SET PROBLEM
Scan the listing below. Report each line that includes "которые".

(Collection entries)
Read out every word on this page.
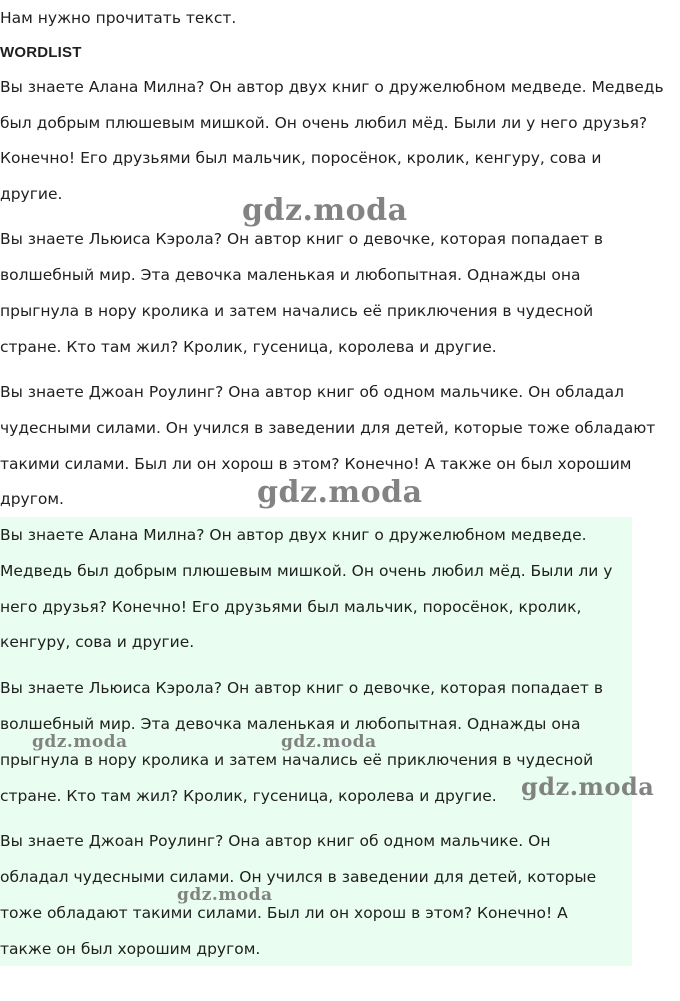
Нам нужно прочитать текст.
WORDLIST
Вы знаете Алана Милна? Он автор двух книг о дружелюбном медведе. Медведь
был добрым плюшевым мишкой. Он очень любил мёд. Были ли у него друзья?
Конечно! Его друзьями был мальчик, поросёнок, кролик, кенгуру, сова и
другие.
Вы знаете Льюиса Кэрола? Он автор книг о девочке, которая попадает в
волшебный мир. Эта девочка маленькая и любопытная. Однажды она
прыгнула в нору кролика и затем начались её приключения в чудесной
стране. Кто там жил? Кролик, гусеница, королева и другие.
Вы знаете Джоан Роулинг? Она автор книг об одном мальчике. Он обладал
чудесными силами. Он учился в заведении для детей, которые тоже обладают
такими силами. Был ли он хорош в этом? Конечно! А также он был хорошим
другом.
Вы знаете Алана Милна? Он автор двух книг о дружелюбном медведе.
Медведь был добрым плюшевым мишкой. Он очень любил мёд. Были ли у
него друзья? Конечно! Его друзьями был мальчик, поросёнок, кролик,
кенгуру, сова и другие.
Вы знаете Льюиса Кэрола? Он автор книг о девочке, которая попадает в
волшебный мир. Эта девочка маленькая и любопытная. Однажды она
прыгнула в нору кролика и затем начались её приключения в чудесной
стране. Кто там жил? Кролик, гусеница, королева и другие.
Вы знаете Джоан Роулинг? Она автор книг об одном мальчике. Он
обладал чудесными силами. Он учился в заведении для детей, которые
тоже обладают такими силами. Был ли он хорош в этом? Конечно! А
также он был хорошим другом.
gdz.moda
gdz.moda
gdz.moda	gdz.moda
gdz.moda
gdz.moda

==

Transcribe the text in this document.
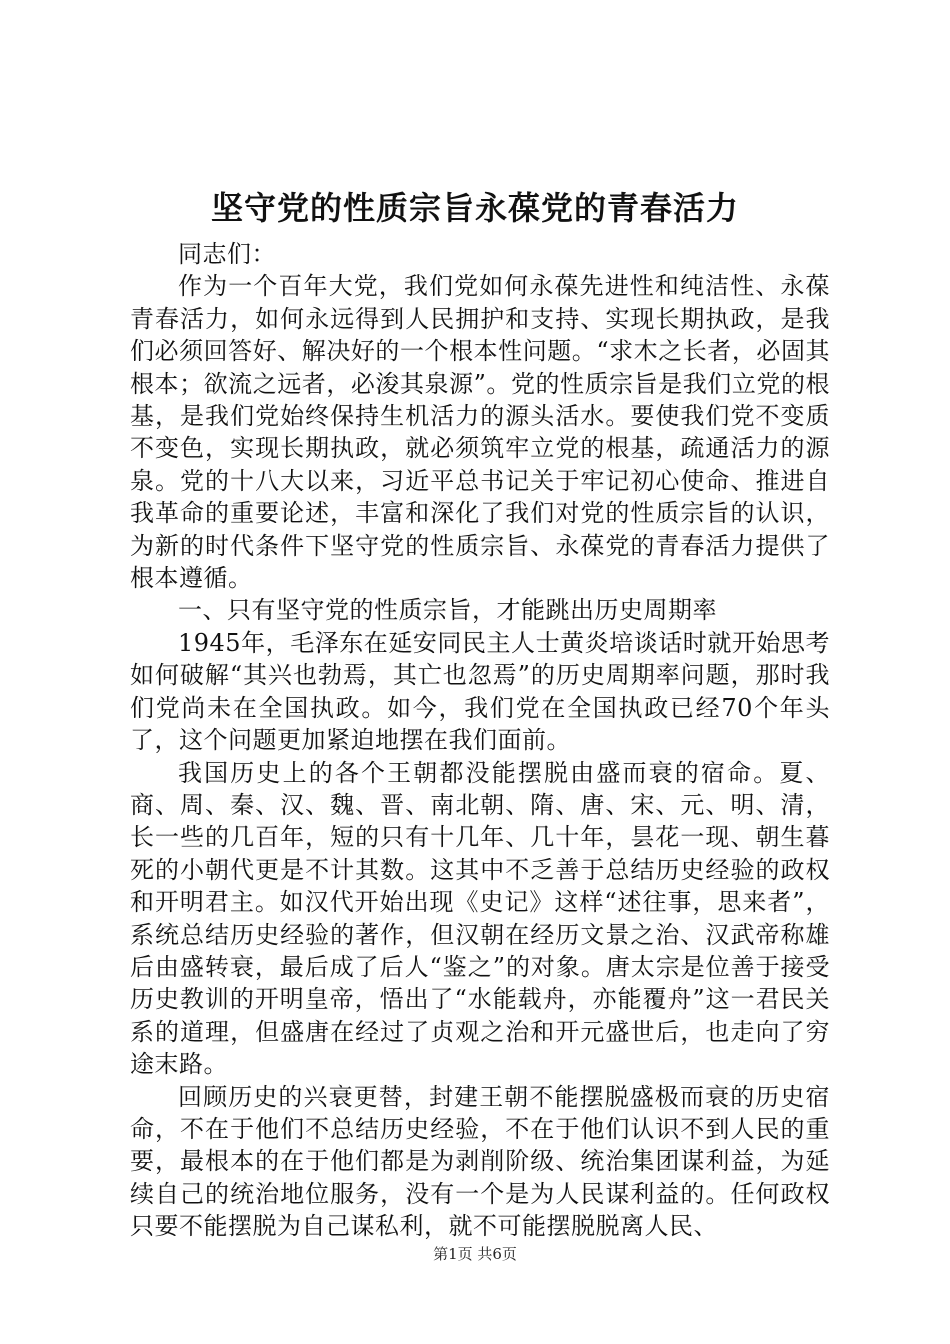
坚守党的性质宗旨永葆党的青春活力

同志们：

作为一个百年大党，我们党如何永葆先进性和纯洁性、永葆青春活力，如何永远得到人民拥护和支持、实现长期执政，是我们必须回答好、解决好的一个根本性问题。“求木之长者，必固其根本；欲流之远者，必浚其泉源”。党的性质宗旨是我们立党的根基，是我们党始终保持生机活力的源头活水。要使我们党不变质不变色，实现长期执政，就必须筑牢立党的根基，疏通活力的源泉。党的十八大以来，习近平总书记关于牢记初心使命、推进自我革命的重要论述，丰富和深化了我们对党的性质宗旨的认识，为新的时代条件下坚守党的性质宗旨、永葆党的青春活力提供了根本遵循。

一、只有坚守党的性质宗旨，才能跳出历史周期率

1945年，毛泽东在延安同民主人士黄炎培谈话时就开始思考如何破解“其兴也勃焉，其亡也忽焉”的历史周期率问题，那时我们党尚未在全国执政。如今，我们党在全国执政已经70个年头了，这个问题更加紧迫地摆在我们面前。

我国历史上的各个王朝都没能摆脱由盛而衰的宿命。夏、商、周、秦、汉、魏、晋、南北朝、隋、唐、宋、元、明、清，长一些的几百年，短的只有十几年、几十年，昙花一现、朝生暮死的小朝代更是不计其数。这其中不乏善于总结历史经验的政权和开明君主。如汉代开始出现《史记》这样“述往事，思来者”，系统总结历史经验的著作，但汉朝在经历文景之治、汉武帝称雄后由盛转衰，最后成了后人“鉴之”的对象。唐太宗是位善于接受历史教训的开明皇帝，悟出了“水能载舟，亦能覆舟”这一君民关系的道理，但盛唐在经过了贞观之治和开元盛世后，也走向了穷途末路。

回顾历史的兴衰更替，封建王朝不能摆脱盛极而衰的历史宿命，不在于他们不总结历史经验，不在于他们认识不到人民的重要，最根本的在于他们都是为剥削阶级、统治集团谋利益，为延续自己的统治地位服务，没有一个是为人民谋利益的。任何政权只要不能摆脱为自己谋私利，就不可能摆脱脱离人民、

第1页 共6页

COMPLETED TASK
чудесными силами. Он учился в заведении для детей, которые тоже обладают
обладал чудесными силами. Он учился в заведении для детей, которые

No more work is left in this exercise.